Saved entries:

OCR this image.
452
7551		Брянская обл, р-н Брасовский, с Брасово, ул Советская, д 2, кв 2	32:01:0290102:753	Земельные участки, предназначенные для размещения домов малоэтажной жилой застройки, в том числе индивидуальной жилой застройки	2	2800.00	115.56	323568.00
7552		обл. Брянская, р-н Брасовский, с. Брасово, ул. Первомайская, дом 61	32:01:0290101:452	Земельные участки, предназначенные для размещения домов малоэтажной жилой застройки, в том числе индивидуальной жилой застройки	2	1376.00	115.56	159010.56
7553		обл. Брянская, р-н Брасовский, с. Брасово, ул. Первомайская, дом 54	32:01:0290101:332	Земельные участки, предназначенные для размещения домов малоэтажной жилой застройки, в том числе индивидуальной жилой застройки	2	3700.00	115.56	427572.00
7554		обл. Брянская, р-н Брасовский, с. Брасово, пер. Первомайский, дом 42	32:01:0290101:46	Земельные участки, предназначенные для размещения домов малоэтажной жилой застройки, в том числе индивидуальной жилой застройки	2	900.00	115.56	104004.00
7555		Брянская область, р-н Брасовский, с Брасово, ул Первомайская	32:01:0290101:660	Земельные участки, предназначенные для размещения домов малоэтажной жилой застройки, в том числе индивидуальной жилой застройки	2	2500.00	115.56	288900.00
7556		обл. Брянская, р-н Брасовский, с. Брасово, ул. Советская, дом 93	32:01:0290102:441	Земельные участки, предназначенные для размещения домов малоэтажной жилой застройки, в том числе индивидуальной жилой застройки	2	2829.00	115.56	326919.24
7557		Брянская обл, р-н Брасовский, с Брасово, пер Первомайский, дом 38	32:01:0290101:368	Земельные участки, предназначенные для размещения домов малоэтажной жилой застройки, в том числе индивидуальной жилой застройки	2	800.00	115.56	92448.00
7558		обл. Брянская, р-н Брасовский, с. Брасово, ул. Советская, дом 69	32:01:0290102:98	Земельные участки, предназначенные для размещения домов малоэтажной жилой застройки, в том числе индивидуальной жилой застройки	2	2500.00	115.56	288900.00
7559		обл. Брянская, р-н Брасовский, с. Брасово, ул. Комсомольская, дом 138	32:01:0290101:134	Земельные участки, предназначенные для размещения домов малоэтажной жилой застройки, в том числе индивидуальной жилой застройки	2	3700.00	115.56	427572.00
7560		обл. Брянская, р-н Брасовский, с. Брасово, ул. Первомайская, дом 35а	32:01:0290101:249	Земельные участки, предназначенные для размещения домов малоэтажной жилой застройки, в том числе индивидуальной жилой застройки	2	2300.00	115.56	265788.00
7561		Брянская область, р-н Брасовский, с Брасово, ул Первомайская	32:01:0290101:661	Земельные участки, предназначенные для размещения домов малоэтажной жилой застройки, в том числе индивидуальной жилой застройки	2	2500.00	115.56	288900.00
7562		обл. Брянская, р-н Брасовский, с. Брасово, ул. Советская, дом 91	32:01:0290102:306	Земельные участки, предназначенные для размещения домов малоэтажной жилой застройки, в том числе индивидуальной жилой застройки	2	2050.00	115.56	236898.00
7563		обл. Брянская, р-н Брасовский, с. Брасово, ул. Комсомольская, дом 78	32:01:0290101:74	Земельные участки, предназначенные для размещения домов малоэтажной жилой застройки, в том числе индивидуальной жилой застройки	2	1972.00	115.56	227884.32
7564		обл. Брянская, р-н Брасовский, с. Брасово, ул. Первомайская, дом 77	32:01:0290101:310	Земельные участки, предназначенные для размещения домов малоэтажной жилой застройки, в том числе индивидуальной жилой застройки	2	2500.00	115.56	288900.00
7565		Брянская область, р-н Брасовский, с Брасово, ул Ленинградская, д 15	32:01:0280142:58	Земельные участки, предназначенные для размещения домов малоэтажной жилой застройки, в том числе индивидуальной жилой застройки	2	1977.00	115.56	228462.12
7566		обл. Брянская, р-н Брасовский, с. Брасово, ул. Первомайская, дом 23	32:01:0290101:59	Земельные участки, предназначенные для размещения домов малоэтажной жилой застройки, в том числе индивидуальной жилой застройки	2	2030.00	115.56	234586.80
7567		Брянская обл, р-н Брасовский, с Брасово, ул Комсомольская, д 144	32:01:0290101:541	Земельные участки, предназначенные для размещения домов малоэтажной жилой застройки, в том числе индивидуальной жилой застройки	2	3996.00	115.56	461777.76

What is expected:
Copy all lines from the material that include "Первомайский".

Response to the exercise:
7554		обл. Брянская, р-н Брасовский, с. Брасово, пер. Первомайский, дом 42	32:01:0290101:46	Земельные участки, предназначенные для размещения домов малоэтажной жилой застройки, в том числе индивидуальной жилой застройки	2	900.00	115.56	104004.00
7557		Брянская обл, р-н Брасовский, с Брасово, пер Первомайский, дом 38	32:01:0290101:368	Земельные участки, предназначенные для размещения домов малоэтажной жилой застройки, в том числе индивидуальной жилой застройки	2	800.00	115.56	92448.00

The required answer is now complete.